Instructions for the task
Reproduce all the material exactly, minus any pictures it holds.
=====
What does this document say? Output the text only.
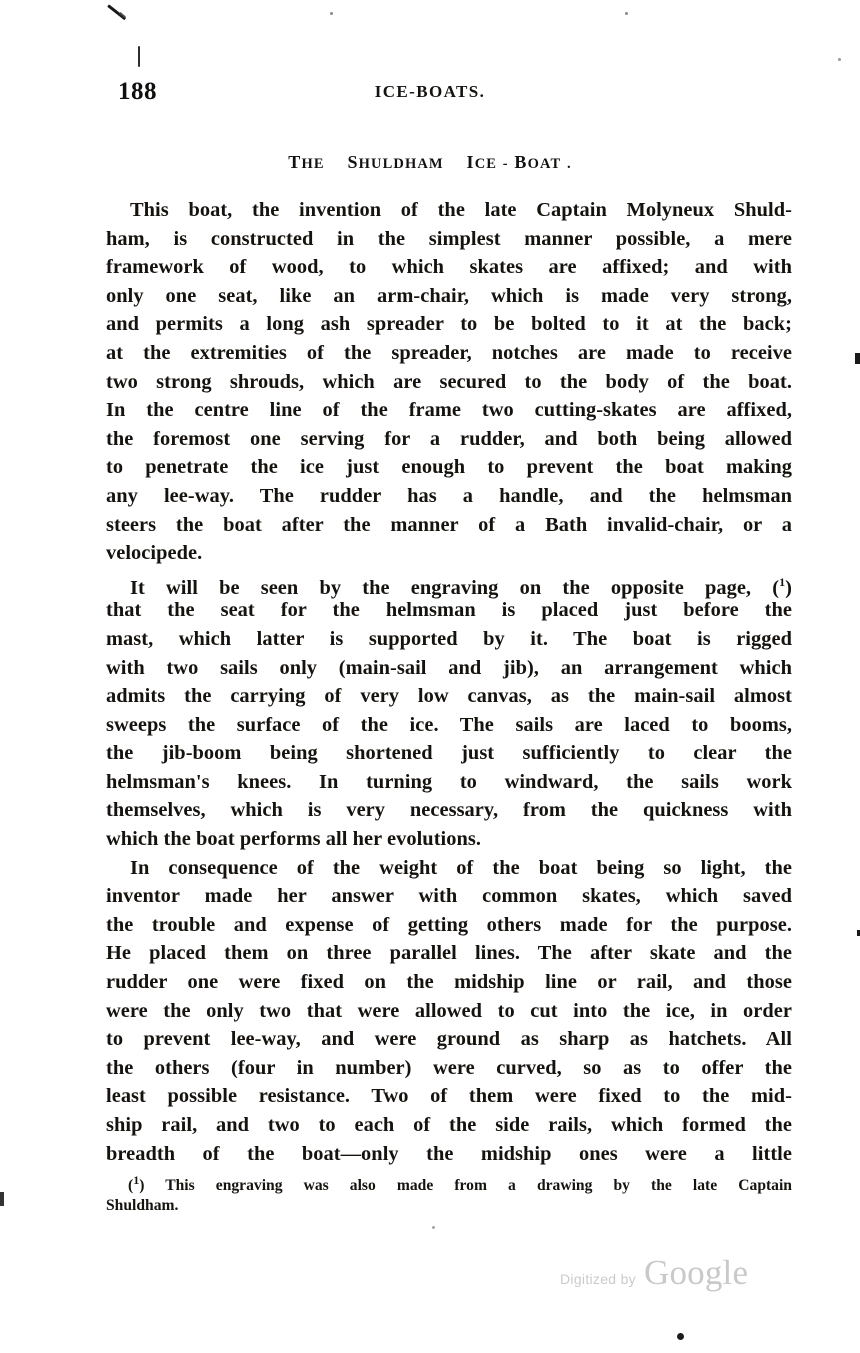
188	ICE-BOATS.
THE SHULDHAM ICE - BOAT .
This boat, the invention of the late Captain Molyneux Shuld-
ham, is constructed in the simplest manner possible, a mere
framework of wood, to which skates are affixed; and with
only one seat, like an arm-chair, which is made very strong,
and permits a long ash spreader to be bolted to it at the back;
at the extremities of the spreader, notches are made to receive
two strong shrouds, which are secured to the body of the boat.
In the centre line of the frame two cutting-skates are affixed,
the foremost one serving for a rudder, and both being allowed
to penetrate the ice just enough to prevent the boat making
any lee-way. The rudder has a handle, and the helmsman
steers the boat after the manner of a Bath invalid-chair, or a
velocipede.
It will be seen by the engraving on the opposite page, ($^1$)
that the seat for the helmsman is placed just before the
mast, which latter is supported by it. The boat is rigged
with two sails only (main-sail and jib), an arrangement which
admits the carrying of very low canvas, as the main-sail almost
sweeps the surface of the ice. The sails are laced to booms,
the jib-boom being shortened just sufficiently to clear the
helmsman's knees. In turning to windward, the sails work
themselves, which is very necessary, from the quickness with
which the boat performs all her evolutions.
In consequence of the weight of the boat being so light, the
inventor made her answer with common skates, which saved
the trouble and expense of getting others made for the purpose.
He placed them on three parallel lines. The after skate and the
rudder one were fixed on the midship line or rail, and those
were the only two that were allowed to cut into the ice, in order
to prevent lee-way, and were ground as sharp as hatchets. All
the others (four in number) were curved, so as to offer the
least possible resistance. Two of them were fixed to the mid-
ship rail, and two to each of the side rails, which formed the
breadth of the boat—only the midship ones were a little
($^1$) This engraving was also made from a drawing by the late Captain
Shuldham.
Digitized by Google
=====
Answer for the task
What does this document say? Output the text only.
188	ICE-BOATS.
THE SHULDHAM ICE - BOAT .
This boat, the invention of the late Captain Molyneux Shuld-
ham, is constructed in the simplest manner possible, a mere
framework of wood, to which skates are affixed; and with
only one seat, like an arm-chair, which is made very strong,
and permits a long ash spreader to be bolted to it at the back;
at the extremities of the spreader, notches are made to receive
two strong shrouds, which are secured to the body of the boat.
In the centre line of the frame two cutting-skates are affixed,
the foremost one serving for a rudder, and both being allowed
to penetrate the ice just enough to prevent the boat making
any lee-way. The rudder has a handle, and the helmsman
steers the boat after the manner of a Bath invalid-chair, or a
velocipede.
It will be seen by the engraving on the opposite page, ($^1$)
that the seat for the helmsman is placed just before the
mast, which latter is supported by it. The boat is rigged
with two sails only (main-sail and jib), an arrangement which
admits the carrying of very low canvas, as the main-sail almost
sweeps the surface of the ice. The sails are laced to booms,
the jib-boom being shortened just sufficiently to clear the
helmsman's knees. In turning to windward, the sails work
themselves, which is very necessary, from the quickness with
which the boat performs all her evolutions.
In consequence of the weight of the boat being so light, the
inventor made her answer with common skates, which saved
the trouble and expense of getting others made for the purpose.
He placed them on three parallel lines. The after skate and the
rudder one were fixed on the midship line or rail, and those
were the only two that were allowed to cut into the ice, in order
to prevent lee-way, and were ground as sharp as hatchets. All
the others (four in number) were curved, so as to offer the
least possible resistance. Two of them were fixed to the mid-
ship rail, and two to each of the side rails, which formed the
breadth of the boat—only the midship ones were a little
($^1$) This engraving was also made from a drawing by the late Captain
Shuldham.
Digitized by Google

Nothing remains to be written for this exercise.